## start Task material

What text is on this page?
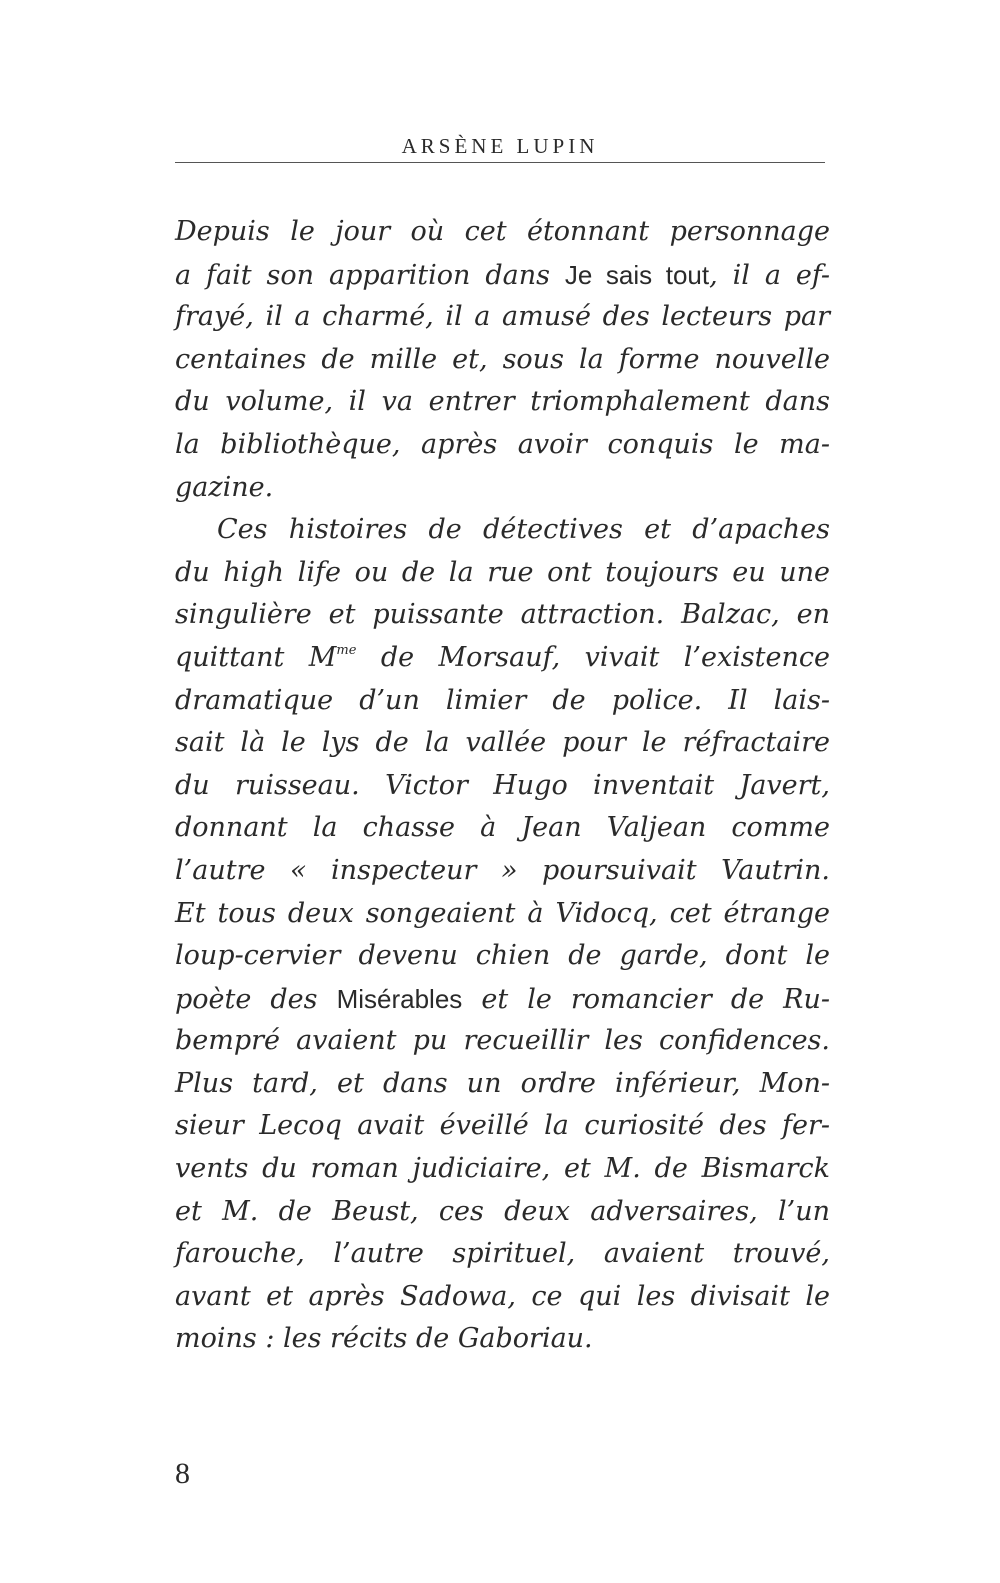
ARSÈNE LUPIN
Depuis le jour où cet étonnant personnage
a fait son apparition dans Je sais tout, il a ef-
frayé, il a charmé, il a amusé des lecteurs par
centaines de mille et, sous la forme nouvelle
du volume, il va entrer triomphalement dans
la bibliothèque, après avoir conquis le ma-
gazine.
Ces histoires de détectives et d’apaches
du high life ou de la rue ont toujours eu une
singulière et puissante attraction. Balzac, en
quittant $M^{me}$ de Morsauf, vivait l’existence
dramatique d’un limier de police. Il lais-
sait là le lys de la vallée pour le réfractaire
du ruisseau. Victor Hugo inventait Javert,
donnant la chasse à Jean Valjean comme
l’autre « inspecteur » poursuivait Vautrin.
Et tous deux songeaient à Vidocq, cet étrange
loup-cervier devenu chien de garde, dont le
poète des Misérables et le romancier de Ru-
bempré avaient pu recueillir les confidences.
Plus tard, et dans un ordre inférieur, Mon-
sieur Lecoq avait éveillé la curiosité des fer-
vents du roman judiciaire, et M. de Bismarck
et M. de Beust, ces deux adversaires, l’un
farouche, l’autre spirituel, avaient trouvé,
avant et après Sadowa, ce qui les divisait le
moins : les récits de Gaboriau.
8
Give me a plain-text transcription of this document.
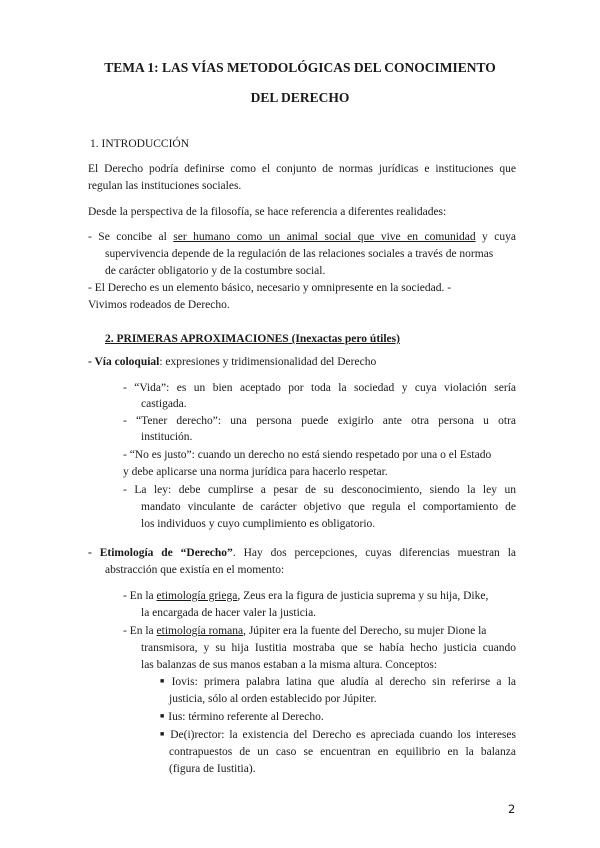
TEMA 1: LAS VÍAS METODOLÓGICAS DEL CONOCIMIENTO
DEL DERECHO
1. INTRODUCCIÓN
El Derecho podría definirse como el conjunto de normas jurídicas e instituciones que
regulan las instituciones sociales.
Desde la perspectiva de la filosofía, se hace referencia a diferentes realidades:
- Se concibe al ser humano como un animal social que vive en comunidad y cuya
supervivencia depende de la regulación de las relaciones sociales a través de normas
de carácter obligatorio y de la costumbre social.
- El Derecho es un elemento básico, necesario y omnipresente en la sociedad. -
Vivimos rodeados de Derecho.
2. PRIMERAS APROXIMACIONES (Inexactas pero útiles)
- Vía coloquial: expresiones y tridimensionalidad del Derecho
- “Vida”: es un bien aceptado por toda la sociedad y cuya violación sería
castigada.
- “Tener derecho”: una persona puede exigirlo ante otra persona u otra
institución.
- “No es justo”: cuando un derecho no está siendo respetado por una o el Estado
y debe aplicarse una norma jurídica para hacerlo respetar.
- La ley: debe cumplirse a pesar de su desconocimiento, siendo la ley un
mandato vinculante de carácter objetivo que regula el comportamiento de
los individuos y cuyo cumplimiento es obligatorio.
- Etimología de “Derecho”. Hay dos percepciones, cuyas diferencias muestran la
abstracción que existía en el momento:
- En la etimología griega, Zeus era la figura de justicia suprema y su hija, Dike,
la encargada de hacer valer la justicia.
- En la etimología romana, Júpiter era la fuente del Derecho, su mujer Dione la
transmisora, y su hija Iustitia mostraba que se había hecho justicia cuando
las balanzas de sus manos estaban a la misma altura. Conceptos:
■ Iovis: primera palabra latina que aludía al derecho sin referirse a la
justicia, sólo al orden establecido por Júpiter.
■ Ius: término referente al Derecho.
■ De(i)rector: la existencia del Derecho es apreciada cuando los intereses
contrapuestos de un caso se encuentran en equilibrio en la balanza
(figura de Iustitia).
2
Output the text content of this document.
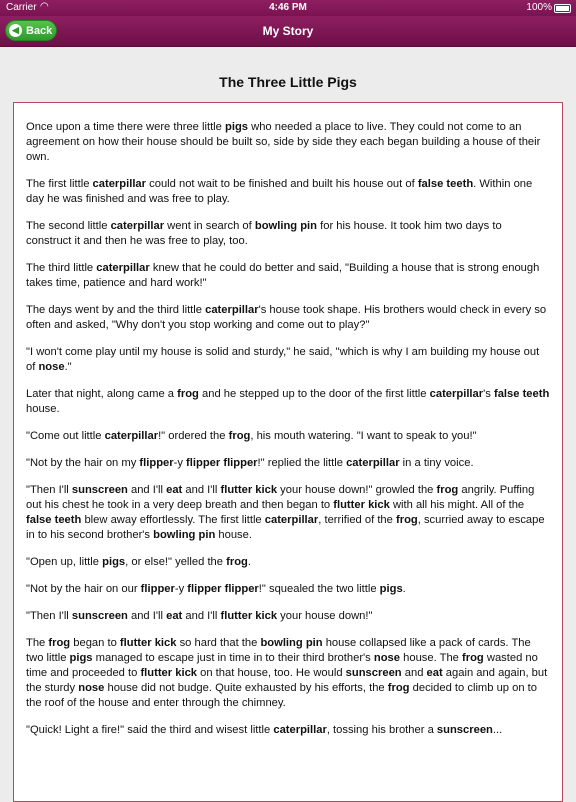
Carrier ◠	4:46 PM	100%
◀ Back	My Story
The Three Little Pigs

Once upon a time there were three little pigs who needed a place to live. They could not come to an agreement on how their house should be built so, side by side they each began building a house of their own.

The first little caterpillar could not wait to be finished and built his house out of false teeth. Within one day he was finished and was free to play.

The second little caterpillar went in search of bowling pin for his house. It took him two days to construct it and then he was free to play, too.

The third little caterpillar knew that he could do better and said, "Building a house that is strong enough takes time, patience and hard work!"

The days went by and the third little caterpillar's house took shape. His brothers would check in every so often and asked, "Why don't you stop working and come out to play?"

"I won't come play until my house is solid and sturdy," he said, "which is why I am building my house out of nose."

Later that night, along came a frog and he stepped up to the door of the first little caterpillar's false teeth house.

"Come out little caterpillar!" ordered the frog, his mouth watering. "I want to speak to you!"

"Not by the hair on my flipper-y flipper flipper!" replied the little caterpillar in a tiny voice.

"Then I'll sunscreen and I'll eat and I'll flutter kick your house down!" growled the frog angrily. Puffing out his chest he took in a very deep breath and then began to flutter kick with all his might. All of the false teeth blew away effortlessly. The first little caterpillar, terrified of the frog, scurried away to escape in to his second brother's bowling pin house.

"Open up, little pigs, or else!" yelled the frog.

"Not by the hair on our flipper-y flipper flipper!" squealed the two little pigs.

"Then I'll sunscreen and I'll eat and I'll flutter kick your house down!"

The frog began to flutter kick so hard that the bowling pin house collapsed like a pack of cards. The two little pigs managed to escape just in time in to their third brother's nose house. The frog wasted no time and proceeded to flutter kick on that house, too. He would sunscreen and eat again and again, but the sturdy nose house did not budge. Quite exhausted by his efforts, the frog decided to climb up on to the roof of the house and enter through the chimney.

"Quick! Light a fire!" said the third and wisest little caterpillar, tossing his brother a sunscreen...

## end Task material
## start Task material

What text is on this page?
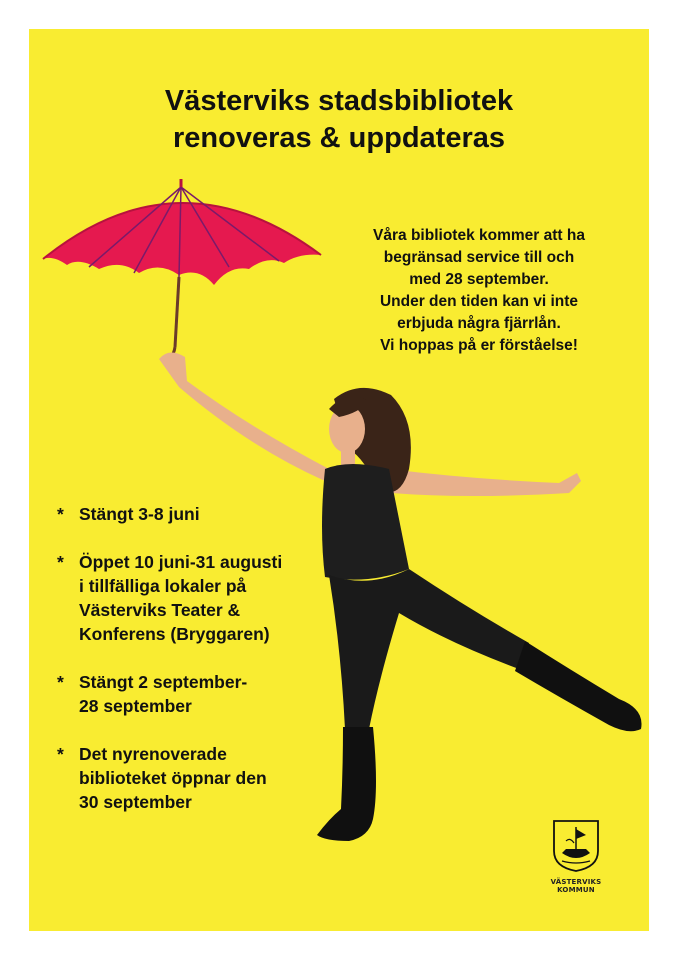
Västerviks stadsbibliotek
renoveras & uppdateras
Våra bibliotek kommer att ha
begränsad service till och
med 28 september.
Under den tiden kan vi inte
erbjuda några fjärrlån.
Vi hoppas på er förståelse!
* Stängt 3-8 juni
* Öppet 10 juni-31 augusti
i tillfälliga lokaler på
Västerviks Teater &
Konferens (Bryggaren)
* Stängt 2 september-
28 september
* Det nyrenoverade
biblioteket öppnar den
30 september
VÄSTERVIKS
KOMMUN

## end Task material

▶ [Task instructions] From the data above, work out how many lines hold "hair". Answer with the number alone.

▶ [Finished exercise] 2